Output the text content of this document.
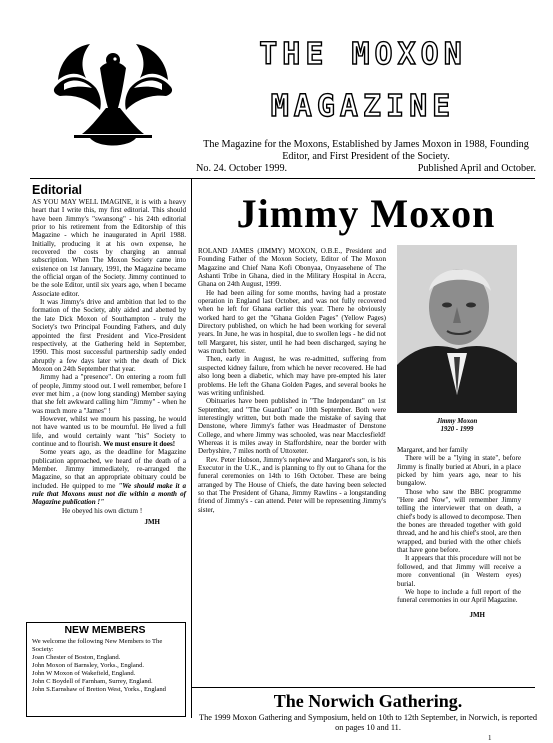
THE MOXON
MAGAZINE
The Magazine for the Moxons, Established by James Moxon in 1988, Founding Editor, and First President of the Society.
No. 24. October 1999.	Published April and October.
Editorial

AS YOU MAY WELL IMAGINE, it is with a heavy heart that I write this, my first editorial. This should have been Jimmy's "swansong" - his 24th editorial prior to his retirement from the Editorship of this Magazine - which he inaugurated in April 1988. Initially, producing it at his own expense, he recovered the costs by charging an annual subscription. When The Moxon Society came into existence on 1st January, 1991, the Magazine became the official organ of the Society. Jimmy continued to be the sole Editor, until six years ago, when I became Associate editor.

It was Jimmy's drive and ambition that led to the formation of the Society, ably aided and abetted by the late Dick Moxon of Southampton - truly the Society's two Principal Founding Fathers, and duly appointed the first President and Vice-President respectively, at the Gathering held in September, 1990. This most successful partnership sadly ended abruptly a few days later with the death of Dick Moxon on 24th September that year.

Jimmy had a "presence". On entering a room full of people, Jimmy stood out. I well remember, before I ever met him , a (now long standing) Member saying that she felt awkward calling him "Jimmy" - when he was much more a "James" !

However, whilst we mourn his passing, he would not have wanted us to be mournful. He lived a full life, and would certainly want "his" Society to continue and to flourish. We must ensure it does!

Some years ago, as the deadline for Magazine publication approached, we heard of the death of a Member. Jimmy immediately, re-arranged the Magazine, so that an appropriate obituary could be included. He quipped to me "We should make it a rule that Moxons must not die within a month of Magazine publication !"

He obeyed his own dictum !

JMH
NEW MEMBERS
We welcome the following New Members to The Society:
Joan Chester of Boston, England.
John Moxon of Barnsley, Yorks., England.
John W Moxon of Wakefield, England.
John C Boydell of Farnham, Surrey, England.
John S.Earnshaw of Bretton West, Yorks., England
Jimmy Moxon

ROLAND JAMES (JIMMY) MOXON, O.B.E., President and Founding Father of the Moxon Society, Editor of The Moxon Magazine and Chief Nana Kofi Obonyaa, Onyaasehene of The Ashanti Tribe in Ghana, died in the Military Hospital in Accra, Ghana on 24th August, 1999.

He had been ailing for some months, having had a prostate operation in England last October, and was not fully recovered when he left for Ghana earlier this year. There he obviously worked hard to get the "Ghana Golden Pages" (Yellow Pages) Directory published, on which he had been working for several years. In June, he was in hospital, due to swollen legs - he did not tell Margaret, his sister, until he had been discharged, saying he was much better.

Then, early in August, he was re-admitted, suffering from suspected kidney failure, from which he never recovered. He had also long been a diabetic, which may have pre-empted his later problems. He left the Ghana Golden Pages, and several books he was writing unfinished.

Obituaries have been published in "The Independant" on 1st September, and "The Guardian" on 10th September. Both were interestingly written, but both made the mistake of saying that Denstone, where Jimmy's father was Headmaster of Denstone College, and where Jimmy was schooled, was near Macclesfield! Whereas it is miles away in Staffordshire, near the border with Derbyshire, 7 miles north of Uttoxeter.

Rev. Peter Hobson, Jimmy's nephew and Margaret's son, is his Executor in the U.K., and is planning to fly out to Ghana for the funeral ceremonies on 14th to 16th October. These are being arranged by The House of Chiefs, the date having been selected so that The President of Ghana, Jimmy Rawlins - a longstanding friend of Jimmy's - can attend. Peter will be representing Jimmy's sister,

Jimmy Moxon
1920 - 1999

Margaret, and her family

There will be a "lying in state", before Jimmy is finally buried at Aburi, in a place picked by him years ago, near to his bungalow.

Those who saw the BBC programme "Here and Now", will remember Jimmy telling the interviewer that on death, a chief's body is allowed to decompose. Then the bones are threaded together with gold thread, and he and his chief's stool, are then wrapped, and buried with the other chiefs that have gone before.

It appears that this procedure will not be followed, and that Jimmy will receive a more conventional (in Western eyes) burial.

We hope to include a full report of the funeral ceremonies in our April Magazine.

JMH
The Norwich Gathering.
The 1999 Moxon Gathering and Symposium, held on 10th to 12th September, in Norwich, is reported on pages 10 and 11.
1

-----

== Short task ==
In the material above, tally every line with the string "John" in it, then give that number alone.

== Solution for this task ==
4